Do this: Print out every line, exactly as written.

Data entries
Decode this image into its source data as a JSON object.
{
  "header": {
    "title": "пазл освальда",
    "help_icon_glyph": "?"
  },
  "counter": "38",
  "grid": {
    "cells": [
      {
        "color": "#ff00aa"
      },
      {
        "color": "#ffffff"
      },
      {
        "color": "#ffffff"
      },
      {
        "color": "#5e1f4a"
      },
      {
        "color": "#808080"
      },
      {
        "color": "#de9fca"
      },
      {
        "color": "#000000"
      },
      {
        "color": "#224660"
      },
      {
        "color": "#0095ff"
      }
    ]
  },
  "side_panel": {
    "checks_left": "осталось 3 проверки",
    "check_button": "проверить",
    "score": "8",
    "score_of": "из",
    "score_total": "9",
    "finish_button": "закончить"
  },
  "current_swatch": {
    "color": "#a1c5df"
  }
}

Expected answer:
Decode this image into its source data as a JSON object.
{
  "header": {
    "title": "пазл освальда",
    "help_icon_glyph": "?"
  },
  "counter": "38",
  "grid": {
    "cells": [
      {
        "color": "#ff00aa"
      },
      {
        "color": "#ffffff"
      },
      {
        "color": "#ffffff"
      },
      {
        "color": "#5e1f4a"
      },
      {
        "color": "#808080"
      },
      {
        "color": "#de9fca"
      },
      {
        "color": "#000000"
      },
      {
        "color": "#224660"
      },
      {
        "color": "#0095ff"
      }
    ]
  },
  "side_panel": {
    "checks_left": "осталось 3 проверки",
    "check_button": "проверить",
    "score": "8",
    "score_of": "из",
    "score_total": "9",
    "finish_button": "закончить"
  },
  "current_swatch": {
    "color": "#a1c5df"
  }
}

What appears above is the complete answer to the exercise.